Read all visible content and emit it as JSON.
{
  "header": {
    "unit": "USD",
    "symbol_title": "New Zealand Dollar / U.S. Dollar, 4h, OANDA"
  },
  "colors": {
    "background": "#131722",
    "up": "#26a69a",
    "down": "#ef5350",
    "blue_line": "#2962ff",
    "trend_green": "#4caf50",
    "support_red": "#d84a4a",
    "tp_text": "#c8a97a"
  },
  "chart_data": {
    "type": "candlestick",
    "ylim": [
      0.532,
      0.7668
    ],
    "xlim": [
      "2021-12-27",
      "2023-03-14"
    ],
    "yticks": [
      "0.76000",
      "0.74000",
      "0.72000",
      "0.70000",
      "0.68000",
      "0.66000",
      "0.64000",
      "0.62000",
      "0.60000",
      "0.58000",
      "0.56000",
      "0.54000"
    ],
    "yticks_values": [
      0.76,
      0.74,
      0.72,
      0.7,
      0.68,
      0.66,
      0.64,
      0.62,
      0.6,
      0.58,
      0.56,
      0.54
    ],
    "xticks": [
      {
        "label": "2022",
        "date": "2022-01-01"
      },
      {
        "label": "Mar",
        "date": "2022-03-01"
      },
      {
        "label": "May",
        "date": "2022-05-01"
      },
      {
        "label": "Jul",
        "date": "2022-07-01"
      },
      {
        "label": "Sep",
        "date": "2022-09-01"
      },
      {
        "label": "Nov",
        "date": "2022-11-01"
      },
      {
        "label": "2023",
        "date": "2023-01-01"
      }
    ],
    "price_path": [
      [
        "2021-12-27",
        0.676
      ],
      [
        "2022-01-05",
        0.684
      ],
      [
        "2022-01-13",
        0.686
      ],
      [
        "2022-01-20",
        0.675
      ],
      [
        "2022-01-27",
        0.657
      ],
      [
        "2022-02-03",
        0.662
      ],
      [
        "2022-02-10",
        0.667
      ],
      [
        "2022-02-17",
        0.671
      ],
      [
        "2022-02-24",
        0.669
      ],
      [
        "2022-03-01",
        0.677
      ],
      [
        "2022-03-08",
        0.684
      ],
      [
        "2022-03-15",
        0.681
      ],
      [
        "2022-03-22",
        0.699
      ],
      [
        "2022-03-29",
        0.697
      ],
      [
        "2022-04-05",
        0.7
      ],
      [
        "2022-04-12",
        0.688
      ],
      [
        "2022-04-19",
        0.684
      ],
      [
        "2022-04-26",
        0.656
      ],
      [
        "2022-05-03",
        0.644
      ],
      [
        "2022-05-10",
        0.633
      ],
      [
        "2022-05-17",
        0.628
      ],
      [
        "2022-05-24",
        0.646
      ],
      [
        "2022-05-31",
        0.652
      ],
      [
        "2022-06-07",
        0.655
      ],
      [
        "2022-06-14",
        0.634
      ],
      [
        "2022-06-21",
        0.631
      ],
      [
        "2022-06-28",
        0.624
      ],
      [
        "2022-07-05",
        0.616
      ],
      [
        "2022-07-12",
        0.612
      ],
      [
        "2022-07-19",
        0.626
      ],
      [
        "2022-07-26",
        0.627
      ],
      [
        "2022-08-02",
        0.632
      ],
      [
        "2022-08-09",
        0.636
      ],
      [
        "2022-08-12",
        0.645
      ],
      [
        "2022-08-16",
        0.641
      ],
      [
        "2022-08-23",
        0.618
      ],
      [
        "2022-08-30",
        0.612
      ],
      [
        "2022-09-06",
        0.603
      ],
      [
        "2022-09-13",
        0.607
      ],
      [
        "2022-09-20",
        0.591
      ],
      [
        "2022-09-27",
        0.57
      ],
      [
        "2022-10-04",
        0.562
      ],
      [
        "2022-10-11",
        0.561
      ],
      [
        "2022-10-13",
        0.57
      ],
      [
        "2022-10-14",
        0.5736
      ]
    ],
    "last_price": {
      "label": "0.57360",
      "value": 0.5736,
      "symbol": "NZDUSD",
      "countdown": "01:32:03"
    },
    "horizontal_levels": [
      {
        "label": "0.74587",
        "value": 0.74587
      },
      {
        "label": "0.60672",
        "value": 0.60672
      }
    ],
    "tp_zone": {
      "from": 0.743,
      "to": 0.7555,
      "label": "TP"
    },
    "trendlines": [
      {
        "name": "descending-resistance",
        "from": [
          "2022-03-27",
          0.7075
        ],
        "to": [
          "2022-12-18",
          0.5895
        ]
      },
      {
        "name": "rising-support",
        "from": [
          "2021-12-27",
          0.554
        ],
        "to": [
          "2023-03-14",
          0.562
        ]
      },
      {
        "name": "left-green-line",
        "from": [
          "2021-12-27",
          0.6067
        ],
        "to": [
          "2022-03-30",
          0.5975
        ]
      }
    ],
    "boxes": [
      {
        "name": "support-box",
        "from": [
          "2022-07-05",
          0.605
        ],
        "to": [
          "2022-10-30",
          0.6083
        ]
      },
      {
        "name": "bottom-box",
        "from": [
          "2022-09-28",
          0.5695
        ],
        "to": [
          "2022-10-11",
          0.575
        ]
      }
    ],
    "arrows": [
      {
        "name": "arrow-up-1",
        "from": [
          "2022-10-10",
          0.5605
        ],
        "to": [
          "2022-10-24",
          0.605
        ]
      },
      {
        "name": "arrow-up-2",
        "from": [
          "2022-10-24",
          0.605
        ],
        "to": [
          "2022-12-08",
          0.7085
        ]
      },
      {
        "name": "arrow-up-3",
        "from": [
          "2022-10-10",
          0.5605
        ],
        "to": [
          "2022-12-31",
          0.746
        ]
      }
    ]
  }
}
-*-
Reproduce the material precisely, including every line.

Read all visible content and emit it as JSON.
{
  "header": {
    "unit": "USD",
    "symbol_title": "New Zealand Dollar / U.S. Dollar, 4h, OANDA"
  },
  "colors": {
    "background": "#131722",
    "up": "#26a69a",
    "down": "#ef5350",
    "blue_line": "#2962ff",
    "trend_green": "#4caf50",
    "support_red": "#d84a4a",
    "tp_text": "#c8a97a"
  },
  "chart_data": {
    "type": "candlestick",
    "ylim": [
      0.532,
      0.7668
    ],
    "xlim": [
      "2021-12-27",
      "2023-03-14"
    ],
    "yticks": [
      "0.76000",
      "0.74000",
      "0.72000",
      "0.70000",
      "0.68000",
      "0.66000",
      "0.64000",
      "0.62000",
      "0.60000",
      "0.58000",
      "0.56000",
      "0.54000"
    ],
    "yticks_values": [
      0.76,
      0.74,
      0.72,
      0.7,
      0.68,
      0.66,
      0.64,
      0.62,
      0.6,
      0.58,
      0.56,
      0.54
    ],
    "xticks": [
      {
        "label": "2022",
        "date": "2022-01-01"
      },
      {
        "label": "Mar",
        "date": "2022-03-01"
      },
      {
        "label": "May",
        "date": "2022-05-01"
      },
      {
        "label": "Jul",
        "date": "2022-07-01"
      },
      {
        "label": "Sep",
        "date": "2022-09-01"
      },
      {
        "label": "Nov",
        "date": "2022-11-01"
      },
      {
        "label": "2023",
        "date": "2023-01-01"
      }
    ],
    "price_path": [
      [
        "2021-12-27",
        0.676
      ],
      [
        "2022-01-05",
        0.684
      ],
      [
        "2022-01-13",
        0.686
      ],
      [
        "2022-01-20",
        0.675
      ],
      [
        "2022-01-27",
        0.657
      ],
      [
        "2022-02-03",
        0.662
      ],
      [
        "2022-02-10",
        0.667
      ],
      [
        "2022-02-17",
        0.671
      ],
      [
        "2022-02-24",
        0.669
      ],
      [
        "2022-03-01",
        0.677
      ],
      [
        "2022-03-08",
        0.684
      ],
      [
        "2022-03-15",
        0.681
      ],
      [
        "2022-03-22",
        0.699
      ],
      [
        "2022-03-29",
        0.697
      ],
      [
        "2022-04-05",
        0.7
      ],
      [
        "2022-04-12",
        0.688
      ],
      [
        "2022-04-19",
        0.684
      ],
      [
        "2022-04-26",
        0.656
      ],
      [
        "2022-05-03",
        0.644
      ],
      [
        "2022-05-10",
        0.633
      ],
      [
        "2022-05-17",
        0.628
      ],
      [
        "2022-05-24",
        0.646
      ],
      [
        "2022-05-31",
        0.652
      ],
      [
        "2022-06-07",
        0.655
      ],
      [
        "2022-06-14",
        0.634
      ],
      [
        "2022-06-21",
        0.631
      ],
      [
        "2022-06-28",
        0.624
      ],
      [
        "2022-07-05",
        0.616
      ],
      [
        "2022-07-12",
        0.612
      ],
      [
        "2022-07-19",
        0.626
      ],
      [
        "2022-07-26",
        0.627
      ],
      [
        "2022-08-02",
        0.632
      ],
      [
        "2022-08-09",
        0.636
      ],
      [
        "2022-08-12",
        0.645
      ],
      [
        "2022-08-16",
        0.641
      ],
      [
        "2022-08-23",
        0.618
      ],
      [
        "2022-08-30",
        0.612
      ],
      [
        "2022-09-06",
        0.603
      ],
      [
        "2022-09-13",
        0.607
      ],
      [
        "2022-09-20",
        0.591
      ],
      [
        "2022-09-27",
        0.57
      ],
      [
        "2022-10-04",
        0.562
      ],
      [
        "2022-10-11",
        0.561
      ],
      [
        "2022-10-13",
        0.57
      ],
      [
        "2022-10-14",
        0.5736
      ]
    ],
    "last_price": {
      "label": "0.57360",
      "value": 0.5736,
      "symbol": "NZDUSD",
      "countdown": "01:32:03"
    },
    "horizontal_levels": [
      {
        "label": "0.74587",
        "value": 0.74587
      },
      {
        "label": "0.60672",
        "value": 0.60672
      }
    ],
    "tp_zone": {
      "from": 0.743,
      "to": 0.7555,
      "label": "TP"
    },
    "trendlines": [
      {
        "name": "descending-resistance",
        "from": [
          "2022-03-27",
          0.7075
        ],
        "to": [
          "2022-12-18",
          0.5895
        ]
      },
      {
        "name": "rising-support",
        "from": [
          "2021-12-27",
          0.554
        ],
        "to": [
          "2023-03-14",
          0.562
        ]
      },
      {
        "name": "left-green-line",
        "from": [
          "2021-12-27",
          0.6067
        ],
        "to": [
          "2022-03-30",
          0.5975
        ]
      }
    ],
    "boxes": [
      {
        "name": "support-box",
        "from": [
          "2022-07-05",
          0.605
        ],
        "to": [
          "2022-10-30",
          0.6083
        ]
      },
      {
        "name": "bottom-box",
        "from": [
          "2022-09-28",
          0.5695
        ],
        "to": [
          "2022-10-11",
          0.575
        ]
      }
    ],
    "arrows": [
      {
        "name": "arrow-up-1",
        "from": [
          "2022-10-10",
          0.5605
        ],
        "to": [
          "2022-10-24",
          0.605
        ]
      },
      {
        "name": "arrow-up-2",
        "from": [
          "2022-10-24",
          0.605
        ],
        "to": [
          "2022-12-08",
          0.7085
        ]
      },
      {
        "name": "arrow-up-3",
        "from": [
          "2022-10-10",
          0.5605
        ],
        "to": [
          "2022-12-31",
          0.746
        ]
      }
    ]
  }
}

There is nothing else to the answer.